═══ Record set ═══
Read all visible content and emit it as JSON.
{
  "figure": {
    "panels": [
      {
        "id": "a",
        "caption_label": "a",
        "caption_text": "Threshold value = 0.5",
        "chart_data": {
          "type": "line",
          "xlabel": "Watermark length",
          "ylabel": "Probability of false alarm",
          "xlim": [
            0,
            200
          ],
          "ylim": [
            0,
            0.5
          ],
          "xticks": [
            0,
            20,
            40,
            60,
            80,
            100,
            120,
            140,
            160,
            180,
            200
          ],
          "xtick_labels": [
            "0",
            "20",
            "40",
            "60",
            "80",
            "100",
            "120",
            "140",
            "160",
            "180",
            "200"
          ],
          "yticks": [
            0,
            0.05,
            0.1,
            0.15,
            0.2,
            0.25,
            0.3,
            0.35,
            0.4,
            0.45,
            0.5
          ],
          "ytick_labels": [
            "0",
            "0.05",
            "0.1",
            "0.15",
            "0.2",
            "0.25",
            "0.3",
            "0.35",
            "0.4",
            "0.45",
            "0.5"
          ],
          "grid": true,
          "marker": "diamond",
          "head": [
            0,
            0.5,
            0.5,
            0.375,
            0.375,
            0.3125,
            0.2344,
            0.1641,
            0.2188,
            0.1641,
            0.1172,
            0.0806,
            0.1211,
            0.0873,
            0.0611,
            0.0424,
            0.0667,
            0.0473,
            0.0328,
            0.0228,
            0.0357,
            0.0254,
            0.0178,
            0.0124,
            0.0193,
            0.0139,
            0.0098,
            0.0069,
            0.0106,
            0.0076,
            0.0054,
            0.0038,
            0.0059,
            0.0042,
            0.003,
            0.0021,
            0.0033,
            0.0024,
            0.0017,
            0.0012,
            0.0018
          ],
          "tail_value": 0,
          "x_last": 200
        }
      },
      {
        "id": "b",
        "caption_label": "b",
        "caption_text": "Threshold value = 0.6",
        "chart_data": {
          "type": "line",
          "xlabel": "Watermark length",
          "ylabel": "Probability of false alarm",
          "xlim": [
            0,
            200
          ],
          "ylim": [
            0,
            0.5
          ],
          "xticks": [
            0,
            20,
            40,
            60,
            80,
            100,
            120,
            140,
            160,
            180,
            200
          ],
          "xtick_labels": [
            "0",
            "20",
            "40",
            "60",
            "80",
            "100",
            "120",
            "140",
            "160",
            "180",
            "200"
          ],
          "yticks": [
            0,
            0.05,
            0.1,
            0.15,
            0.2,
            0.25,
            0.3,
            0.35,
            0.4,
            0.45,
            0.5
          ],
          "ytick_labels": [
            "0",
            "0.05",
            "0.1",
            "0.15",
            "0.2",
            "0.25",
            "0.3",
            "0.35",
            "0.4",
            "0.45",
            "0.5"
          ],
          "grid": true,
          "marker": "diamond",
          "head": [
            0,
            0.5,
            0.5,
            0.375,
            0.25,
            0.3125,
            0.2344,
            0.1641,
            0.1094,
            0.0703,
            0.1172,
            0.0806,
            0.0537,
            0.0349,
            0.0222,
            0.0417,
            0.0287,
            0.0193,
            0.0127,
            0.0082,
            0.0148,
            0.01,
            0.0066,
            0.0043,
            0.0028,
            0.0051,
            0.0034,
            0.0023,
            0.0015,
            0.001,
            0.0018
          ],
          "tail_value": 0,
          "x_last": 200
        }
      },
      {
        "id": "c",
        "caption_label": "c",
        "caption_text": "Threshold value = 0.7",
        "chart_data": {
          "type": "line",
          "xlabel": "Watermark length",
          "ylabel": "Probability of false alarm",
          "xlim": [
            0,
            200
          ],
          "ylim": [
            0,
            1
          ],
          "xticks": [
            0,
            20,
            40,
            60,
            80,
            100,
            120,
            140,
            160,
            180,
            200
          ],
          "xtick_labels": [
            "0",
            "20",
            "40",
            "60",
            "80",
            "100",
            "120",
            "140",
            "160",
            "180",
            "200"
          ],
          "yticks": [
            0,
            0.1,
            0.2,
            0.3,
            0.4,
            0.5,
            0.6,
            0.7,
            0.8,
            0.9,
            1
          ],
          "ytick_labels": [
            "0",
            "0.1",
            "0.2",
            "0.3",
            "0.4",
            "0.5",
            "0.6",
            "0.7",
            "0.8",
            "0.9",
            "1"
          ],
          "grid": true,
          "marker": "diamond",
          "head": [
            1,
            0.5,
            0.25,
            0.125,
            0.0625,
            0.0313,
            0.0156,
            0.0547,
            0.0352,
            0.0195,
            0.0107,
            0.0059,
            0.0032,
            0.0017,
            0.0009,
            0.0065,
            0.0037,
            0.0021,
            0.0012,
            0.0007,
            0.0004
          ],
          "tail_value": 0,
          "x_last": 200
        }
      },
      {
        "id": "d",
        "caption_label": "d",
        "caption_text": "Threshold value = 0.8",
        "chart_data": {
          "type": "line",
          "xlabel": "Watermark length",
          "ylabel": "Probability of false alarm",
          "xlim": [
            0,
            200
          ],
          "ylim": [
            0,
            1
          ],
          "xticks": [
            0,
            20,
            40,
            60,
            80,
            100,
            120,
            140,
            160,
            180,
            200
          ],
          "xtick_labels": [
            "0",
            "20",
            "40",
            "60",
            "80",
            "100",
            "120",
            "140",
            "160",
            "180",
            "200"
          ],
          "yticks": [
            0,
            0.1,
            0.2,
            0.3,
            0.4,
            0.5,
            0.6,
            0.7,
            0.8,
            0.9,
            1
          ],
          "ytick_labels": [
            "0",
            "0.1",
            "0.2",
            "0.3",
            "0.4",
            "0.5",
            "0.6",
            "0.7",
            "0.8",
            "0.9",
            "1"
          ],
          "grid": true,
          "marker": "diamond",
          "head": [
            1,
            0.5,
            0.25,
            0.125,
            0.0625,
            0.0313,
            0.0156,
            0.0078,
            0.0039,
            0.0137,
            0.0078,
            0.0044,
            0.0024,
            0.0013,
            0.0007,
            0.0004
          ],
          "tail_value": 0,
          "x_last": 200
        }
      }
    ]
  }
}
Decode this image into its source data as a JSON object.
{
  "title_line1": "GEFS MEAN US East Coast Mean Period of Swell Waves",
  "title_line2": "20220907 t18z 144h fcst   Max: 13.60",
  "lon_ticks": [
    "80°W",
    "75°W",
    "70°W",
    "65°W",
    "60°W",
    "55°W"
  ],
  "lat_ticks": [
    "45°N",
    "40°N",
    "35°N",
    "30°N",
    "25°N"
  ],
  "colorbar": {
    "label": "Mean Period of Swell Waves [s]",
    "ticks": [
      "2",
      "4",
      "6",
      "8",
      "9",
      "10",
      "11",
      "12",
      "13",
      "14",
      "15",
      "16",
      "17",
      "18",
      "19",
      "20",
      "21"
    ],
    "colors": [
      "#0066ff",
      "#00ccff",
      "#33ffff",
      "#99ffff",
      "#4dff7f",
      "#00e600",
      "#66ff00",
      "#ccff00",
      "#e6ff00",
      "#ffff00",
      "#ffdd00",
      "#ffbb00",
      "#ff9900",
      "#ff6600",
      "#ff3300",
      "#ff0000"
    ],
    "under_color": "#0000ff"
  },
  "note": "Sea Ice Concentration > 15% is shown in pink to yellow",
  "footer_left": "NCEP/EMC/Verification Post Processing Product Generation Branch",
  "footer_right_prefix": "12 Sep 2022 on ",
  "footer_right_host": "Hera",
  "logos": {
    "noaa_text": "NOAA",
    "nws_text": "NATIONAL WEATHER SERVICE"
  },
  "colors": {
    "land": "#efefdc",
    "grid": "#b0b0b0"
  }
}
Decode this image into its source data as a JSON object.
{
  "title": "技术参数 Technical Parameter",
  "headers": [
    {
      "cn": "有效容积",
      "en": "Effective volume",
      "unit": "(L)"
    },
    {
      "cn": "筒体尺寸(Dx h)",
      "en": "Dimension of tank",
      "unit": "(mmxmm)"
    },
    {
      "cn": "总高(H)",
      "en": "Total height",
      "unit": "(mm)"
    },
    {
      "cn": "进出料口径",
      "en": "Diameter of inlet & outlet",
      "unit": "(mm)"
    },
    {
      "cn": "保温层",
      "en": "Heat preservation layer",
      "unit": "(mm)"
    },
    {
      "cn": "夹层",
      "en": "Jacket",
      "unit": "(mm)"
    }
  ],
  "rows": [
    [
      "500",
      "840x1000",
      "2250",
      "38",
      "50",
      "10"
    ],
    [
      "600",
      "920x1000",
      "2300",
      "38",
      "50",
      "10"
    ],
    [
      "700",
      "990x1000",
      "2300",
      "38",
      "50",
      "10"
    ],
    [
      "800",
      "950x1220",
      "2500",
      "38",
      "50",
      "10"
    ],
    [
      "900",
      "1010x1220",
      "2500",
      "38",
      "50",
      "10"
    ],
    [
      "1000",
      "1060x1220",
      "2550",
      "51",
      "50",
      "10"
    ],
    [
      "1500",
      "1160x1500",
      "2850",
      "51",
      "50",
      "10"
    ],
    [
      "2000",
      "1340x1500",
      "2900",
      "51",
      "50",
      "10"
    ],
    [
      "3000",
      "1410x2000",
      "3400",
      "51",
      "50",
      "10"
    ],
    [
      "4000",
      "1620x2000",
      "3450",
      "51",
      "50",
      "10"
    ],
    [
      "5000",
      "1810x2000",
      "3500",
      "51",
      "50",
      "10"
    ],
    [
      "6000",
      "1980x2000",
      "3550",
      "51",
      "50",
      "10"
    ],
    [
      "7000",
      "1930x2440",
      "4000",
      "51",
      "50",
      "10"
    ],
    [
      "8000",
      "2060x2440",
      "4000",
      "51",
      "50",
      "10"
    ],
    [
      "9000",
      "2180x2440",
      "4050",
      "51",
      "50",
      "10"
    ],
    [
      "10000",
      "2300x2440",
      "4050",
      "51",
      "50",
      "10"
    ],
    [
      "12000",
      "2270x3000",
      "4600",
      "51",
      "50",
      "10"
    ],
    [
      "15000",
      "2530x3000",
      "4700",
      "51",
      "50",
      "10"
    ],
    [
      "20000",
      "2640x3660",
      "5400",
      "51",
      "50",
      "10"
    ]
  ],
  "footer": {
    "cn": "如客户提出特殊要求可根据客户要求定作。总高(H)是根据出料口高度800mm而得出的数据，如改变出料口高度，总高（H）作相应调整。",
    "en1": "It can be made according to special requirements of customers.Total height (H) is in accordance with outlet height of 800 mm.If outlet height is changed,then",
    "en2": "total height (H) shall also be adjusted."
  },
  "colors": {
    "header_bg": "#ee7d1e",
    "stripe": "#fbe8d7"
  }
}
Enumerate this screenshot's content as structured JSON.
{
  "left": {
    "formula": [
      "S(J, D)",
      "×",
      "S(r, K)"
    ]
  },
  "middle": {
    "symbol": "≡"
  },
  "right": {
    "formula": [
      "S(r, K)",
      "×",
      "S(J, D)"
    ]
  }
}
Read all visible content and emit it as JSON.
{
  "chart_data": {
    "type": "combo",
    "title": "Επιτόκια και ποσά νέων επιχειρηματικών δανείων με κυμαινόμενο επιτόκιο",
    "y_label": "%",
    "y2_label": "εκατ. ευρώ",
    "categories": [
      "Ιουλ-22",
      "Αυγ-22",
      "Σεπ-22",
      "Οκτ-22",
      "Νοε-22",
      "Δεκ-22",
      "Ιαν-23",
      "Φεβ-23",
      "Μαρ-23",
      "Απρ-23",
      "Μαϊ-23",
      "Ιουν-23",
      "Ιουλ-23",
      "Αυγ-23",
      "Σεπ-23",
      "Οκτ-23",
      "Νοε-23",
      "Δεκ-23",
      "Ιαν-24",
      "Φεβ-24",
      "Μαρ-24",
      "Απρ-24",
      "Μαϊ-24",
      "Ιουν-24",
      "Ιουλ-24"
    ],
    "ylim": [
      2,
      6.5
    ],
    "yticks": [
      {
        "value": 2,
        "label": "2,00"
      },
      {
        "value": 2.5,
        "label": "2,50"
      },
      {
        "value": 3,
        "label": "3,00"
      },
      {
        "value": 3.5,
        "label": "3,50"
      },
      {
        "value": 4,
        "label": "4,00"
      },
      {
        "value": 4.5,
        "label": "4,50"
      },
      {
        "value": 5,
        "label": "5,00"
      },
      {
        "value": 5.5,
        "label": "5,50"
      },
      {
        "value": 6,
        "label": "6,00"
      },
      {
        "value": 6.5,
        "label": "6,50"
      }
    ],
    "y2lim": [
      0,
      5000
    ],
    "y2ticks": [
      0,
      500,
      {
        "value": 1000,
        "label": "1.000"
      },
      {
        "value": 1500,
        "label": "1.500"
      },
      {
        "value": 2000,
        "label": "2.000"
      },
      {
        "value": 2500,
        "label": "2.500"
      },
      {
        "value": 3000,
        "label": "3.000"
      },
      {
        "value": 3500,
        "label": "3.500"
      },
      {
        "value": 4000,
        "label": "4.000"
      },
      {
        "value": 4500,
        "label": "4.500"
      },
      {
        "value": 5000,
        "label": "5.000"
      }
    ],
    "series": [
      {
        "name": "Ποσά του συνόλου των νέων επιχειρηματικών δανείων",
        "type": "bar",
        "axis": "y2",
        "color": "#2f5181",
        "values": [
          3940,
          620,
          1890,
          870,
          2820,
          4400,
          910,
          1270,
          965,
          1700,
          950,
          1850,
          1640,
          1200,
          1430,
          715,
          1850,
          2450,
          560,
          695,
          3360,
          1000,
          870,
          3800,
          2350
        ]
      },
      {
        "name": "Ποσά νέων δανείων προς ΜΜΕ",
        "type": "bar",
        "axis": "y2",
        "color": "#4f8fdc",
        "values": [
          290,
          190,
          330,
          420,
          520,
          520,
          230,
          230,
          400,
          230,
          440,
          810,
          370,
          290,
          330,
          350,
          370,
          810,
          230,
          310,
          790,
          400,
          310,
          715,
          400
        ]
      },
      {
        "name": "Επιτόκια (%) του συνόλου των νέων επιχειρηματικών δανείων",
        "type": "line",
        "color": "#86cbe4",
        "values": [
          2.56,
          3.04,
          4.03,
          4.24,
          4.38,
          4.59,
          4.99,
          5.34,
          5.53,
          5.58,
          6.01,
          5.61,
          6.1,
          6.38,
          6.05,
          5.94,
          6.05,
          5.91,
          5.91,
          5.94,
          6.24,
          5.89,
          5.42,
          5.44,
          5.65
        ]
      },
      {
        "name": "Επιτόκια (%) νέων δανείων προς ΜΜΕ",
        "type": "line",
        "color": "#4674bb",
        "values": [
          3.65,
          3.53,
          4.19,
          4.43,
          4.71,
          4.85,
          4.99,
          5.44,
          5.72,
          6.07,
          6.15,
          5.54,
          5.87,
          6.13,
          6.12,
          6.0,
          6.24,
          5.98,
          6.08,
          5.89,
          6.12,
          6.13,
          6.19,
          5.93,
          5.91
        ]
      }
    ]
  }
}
═══
■ Task to complete
Count the lines of these entries that hold the string "προς", and give only that number.

■ Worked answer
2